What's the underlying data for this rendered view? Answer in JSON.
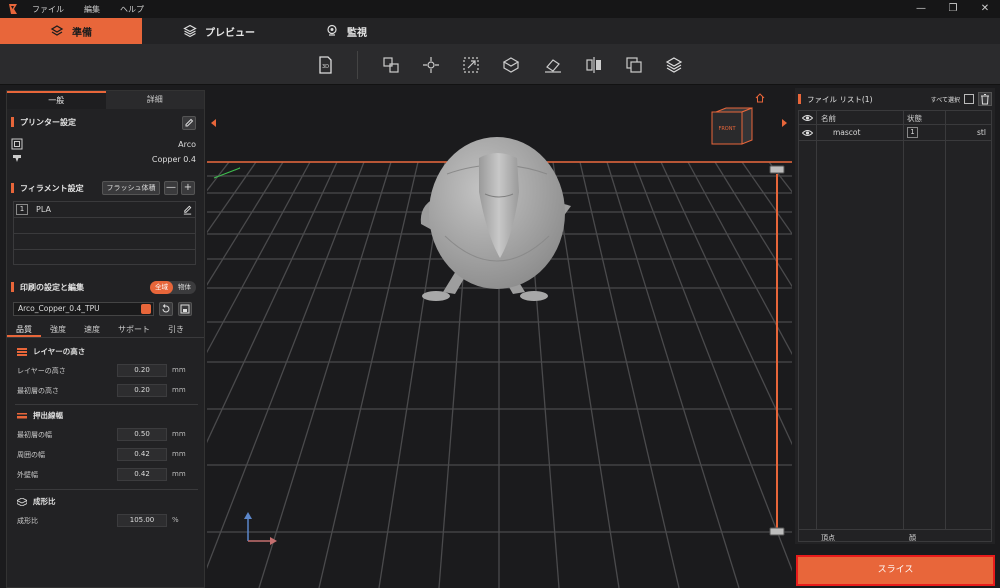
{
  "menu": {
    "items": [
      "ファイル",
      "編集",
      "ヘルプ"
    ]
  },
  "window_controls": {
    "minimize": "—",
    "restore": "❐",
    "close": "✕"
  },
  "mode_tabs": [
    {
      "label": "準備",
      "active": true,
      "icon": "cube-stack-icon"
    },
    {
      "label": "プレビュー",
      "active": false,
      "icon": "layers-icon"
    },
    {
      "label": "監視",
      "active": false,
      "icon": "location-pin-icon"
    }
  ],
  "toolbar": {
    "tools": [
      "import-3d-icon",
      "auto-arrange-icon",
      "move-icon",
      "scale-icon",
      "rotate-icon",
      "lay-flat-icon",
      "mirror-icon",
      "copy-icon",
      "support-icon"
    ]
  },
  "left_panel": {
    "tabs": [
      "一般",
      "詳細"
    ],
    "printer_section": {
      "title": "プリンター設定",
      "printer_name": "Arco",
      "nozzle": "Copper 0.4"
    },
    "filament_section": {
      "title": "フィラメント設定",
      "flush_button": "フラッシュ体積",
      "minus": "—",
      "plus": "+",
      "slots": [
        {
          "num": "1",
          "name": "PLA"
        }
      ]
    },
    "print_section": {
      "title": "印刷の設定と編集",
      "toggle": [
        "全域",
        "物体"
      ],
      "preset": "Arco_Copper_0.4_TPU",
      "sub_tabs": [
        "品質",
        "強度",
        "速度",
        "サポート",
        "引き"
      ],
      "groups": [
        {
          "title": "レイヤーの高さ",
          "params": [
            {
              "label": "レイヤーの高さ",
              "value": "0.20",
              "unit": "mm"
            },
            {
              "label": "最初層の高さ",
              "value": "0.20",
              "unit": "mm"
            }
          ]
        },
        {
          "title": "押出線幅",
          "params": [
            {
              "label": "最初層の幅",
              "value": "0.50",
              "unit": "mm"
            },
            {
              "label": "周囲の幅",
              "value": "0.42",
              "unit": "mm"
            },
            {
              "label": "外壁幅",
              "value": "0.42",
              "unit": "mm"
            }
          ]
        },
        {
          "title": "成形比",
          "params": [
            {
              "label": "成形比",
              "value": "105.00",
              "unit": "%"
            }
          ]
        }
      ]
    }
  },
  "viewport": {
    "cube_label": "FRONT"
  },
  "right_panel": {
    "title": "ファイル リスト(1)",
    "select_all": "すべて選択",
    "columns": {
      "name": "名前",
      "state": "状態"
    },
    "files": [
      {
        "name": "mascot",
        "state": "1",
        "ext": "stl"
      }
    ],
    "footer": {
      "vertices": "頂点",
      "faces": "顔"
    }
  },
  "slice_button": "スライス",
  "colors": {
    "accent": "#e8663a",
    "highlight_border": "#e81b1b",
    "background": "#1b1b1d"
  }
}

_ _ _ _ _

§ **Problem requirements**
Write out the full set of lines verbatim, without the pictures.

§ **Output**
What's the underlying data for this rendered view? Answer in JSON.
{
  "menu": {
    "items": [
      "ファイル",
      "編集",
      "ヘルプ"
    ]
  },
  "window_controls": {
    "minimize": "—",
    "restore": "❐",
    "close": "✕"
  },
  "mode_tabs": [
    {
      "label": "準備",
      "active": true,
      "icon": "cube-stack-icon"
    },
    {
      "label": "プレビュー",
      "active": false,
      "icon": "layers-icon"
    },
    {
      "label": "監視",
      "active": false,
      "icon": "location-pin-icon"
    }
  ],
  "toolbar": {
    "tools": [
      "import-3d-icon",
      "auto-arrange-icon",
      "move-icon",
      "scale-icon",
      "rotate-icon",
      "lay-flat-icon",
      "mirror-icon",
      "copy-icon",
      "support-icon"
    ]
  },
  "left_panel": {
    "tabs": [
      "一般",
      "詳細"
    ],
    "printer_section": {
      "title": "プリンター設定",
      "printer_name": "Arco",
      "nozzle": "Copper 0.4"
    },
    "filament_section": {
      "title": "フィラメント設定",
      "flush_button": "フラッシュ体積",
      "minus": "—",
      "plus": "+",
      "slots": [
        {
          "num": "1",
          "name": "PLA"
        }
      ]
    },
    "print_section": {
      "title": "印刷の設定と編集",
      "toggle": [
        "全域",
        "物体"
      ],
      "preset": "Arco_Copper_0.4_TPU",
      "sub_tabs": [
        "品質",
        "強度",
        "速度",
        "サポート",
        "引き"
      ],
      "groups": [
        {
          "title": "レイヤーの高さ",
          "params": [
            {
              "label": "レイヤーの高さ",
              "value": "0.20",
              "unit": "mm"
            },
            {
              "label": "最初層の高さ",
              "value": "0.20",
              "unit": "mm"
            }
          ]
        },
        {
          "title": "押出線幅",
          "params": [
            {
              "label": "最初層の幅",
              "value": "0.50",
              "unit": "mm"
            },
            {
              "label": "周囲の幅",
              "value": "0.42",
              "unit": "mm"
            },
            {
              "label": "外壁幅",
              "value": "0.42",
              "unit": "mm"
            }
          ]
        },
        {
          "title": "成形比",
          "params": [
            {
              "label": "成形比",
              "value": "105.00",
              "unit": "%"
            }
          ]
        }
      ]
    }
  },
  "viewport": {
    "cube_label": "FRONT"
  },
  "right_panel": {
    "title": "ファイル リスト(1)",
    "select_all": "すべて選択",
    "columns": {
      "name": "名前",
      "state": "状態"
    },
    "files": [
      {
        "name": "mascot",
        "state": "1",
        "ext": "stl"
      }
    ],
    "footer": {
      "vertices": "頂点",
      "faces": "顔"
    }
  },
  "slice_button": "スライス",
  "colors": {
    "accent": "#e8663a",
    "highlight_border": "#e81b1b",
    "background": "#1b1b1d"
  }
}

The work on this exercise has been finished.